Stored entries
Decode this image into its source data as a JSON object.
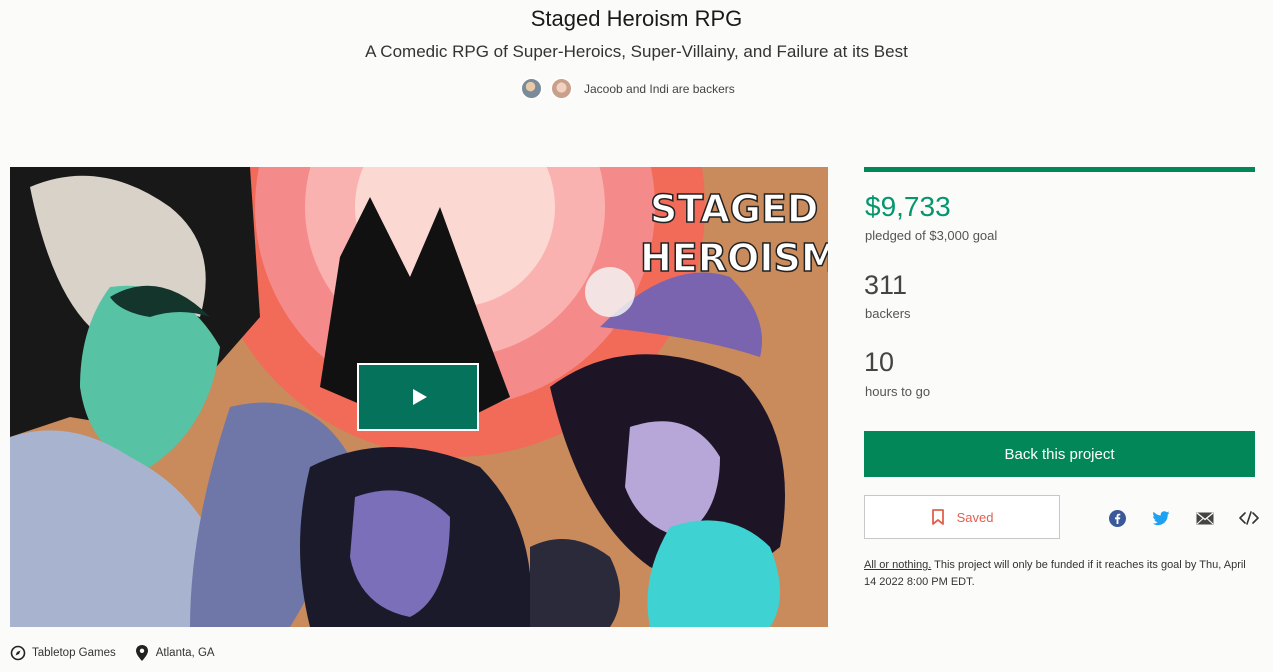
{
  "project": {
    "title": "Staged Heroism RPG",
    "subtitle": "A Comedic RPG of Super-Heroics, Super-Villainy, and Failure at its Best",
    "backers_note": "Jacoob and Indi are backers",
    "art_title_line1": "STAGED",
    "art_title_line2": "HEROISM"
  },
  "stats": {
    "pledged": "$9,733",
    "pledged_label": "pledged of $3,000 goal",
    "progress_fraction": 1.0,
    "backers": "311",
    "backers_label": "backers",
    "time_left": "10",
    "time_left_label": "hours to go"
  },
  "actions": {
    "back_label": "Back this project",
    "saved_label": "Saved"
  },
  "share_icons": [
    "facebook-icon",
    "twitter-icon",
    "email-icon",
    "embed-icon"
  ],
  "funding": {
    "link_text": "All or nothing.",
    "text": " This project will only be funded if it reaches its goal by Thu, April 14 2022 8:00 PM EDT."
  },
  "meta": {
    "category": "Tabletop Games",
    "location": "Atlanta, GA"
  },
  "colors": {
    "accent_green": "#028858",
    "pledged_green": "#05966e",
    "saved_red": "#e06050"
  }
}
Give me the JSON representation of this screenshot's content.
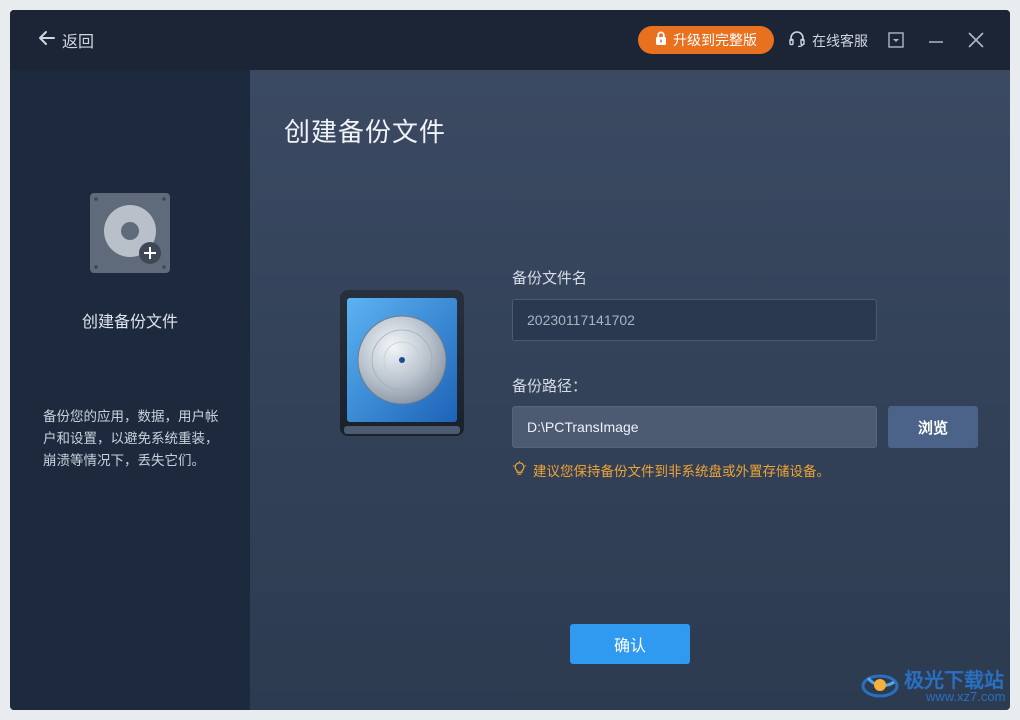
{
  "titlebar": {
    "back_label": "返回",
    "upgrade_label": "升级到完整版",
    "service_label": "在线客服"
  },
  "sidebar": {
    "title": "创建备份文件",
    "description": "备份您的应用，数据，用户帐户和设置，以避免系统重装，崩溃等情况下，丢失它们。"
  },
  "main": {
    "page_title": "创建备份文件",
    "name_label": "备份文件名",
    "name_value": "20230117141702",
    "path_label": "备份路径：",
    "path_value": "D:\\PCTransImage",
    "browse_label": "浏览",
    "tip": "建议您保持备份文件到非系统盘或外置存储设备。",
    "confirm_label": "确认"
  },
  "watermark": {
    "cn": "极光下载站",
    "en": "www.xz7.com"
  },
  "colors": {
    "accent": "#2f9af0",
    "upgrade": "#e8711f",
    "tip": "#f0a433"
  }
}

-- The request --
Make an exact copy of the data above, pictures excluded.

-- Full answer --
Decode this image into its source data as a JSON object.
{
  "project": {
    "title": "Staged Heroism RPG",
    "subtitle": "A Comedic RPG of Super-Heroics, Super-Villainy, and Failure at its Best",
    "backers_note": "Jacoob and Indi are backers",
    "art_title_line1": "STAGED",
    "art_title_line2": "HEROISM"
  },
  "stats": {
    "pledged": "$9,733",
    "pledged_label": "pledged of $3,000 goal",
    "progress_fraction": 1.0,
    "backers": "311",
    "backers_label": "backers",
    "time_left": "10",
    "time_left_label": "hours to go"
  },
  "actions": {
    "back_label": "Back this project",
    "saved_label": "Saved"
  },
  "share_icons": [
    "facebook-icon",
    "twitter-icon",
    "email-icon",
    "embed-icon"
  ],
  "funding": {
    "link_text": "All or nothing.",
    "text": " This project will only be funded if it reaches its goal by Thu, April 14 2022 8:00 PM EDT."
  },
  "meta": {
    "category": "Tabletop Games",
    "location": "Atlanta, GA"
  },
  "colors": {
    "accent_green": "#028858",
    "pledged_green": "#05966e",
    "saved_red": "#e06050"
  }
}
Give me the JSON representation of this screenshot's content.
{
  "titlebar": {
    "back_label": "返回",
    "upgrade_label": "升级到完整版",
    "service_label": "在线客服"
  },
  "sidebar": {
    "title": "创建备份文件",
    "description": "备份您的应用，数据，用户帐户和设置，以避免系统重装，崩溃等情况下，丢失它们。"
  },
  "main": {
    "page_title": "创建备份文件",
    "name_label": "备份文件名",
    "name_value": "20230117141702",
    "path_label": "备份路径：",
    "path_value": "D:\\PCTransImage",
    "browse_label": "浏览",
    "tip": "建议您保持备份文件到非系统盘或外置存储设备。",
    "confirm_label": "确认"
  },
  "watermark": {
    "cn": "极光下载站",
    "en": "www.xz7.com"
  },
  "colors": {
    "accent": "#2f9af0",
    "upgrade": "#e8711f",
    "tip": "#f0a433"
  }
}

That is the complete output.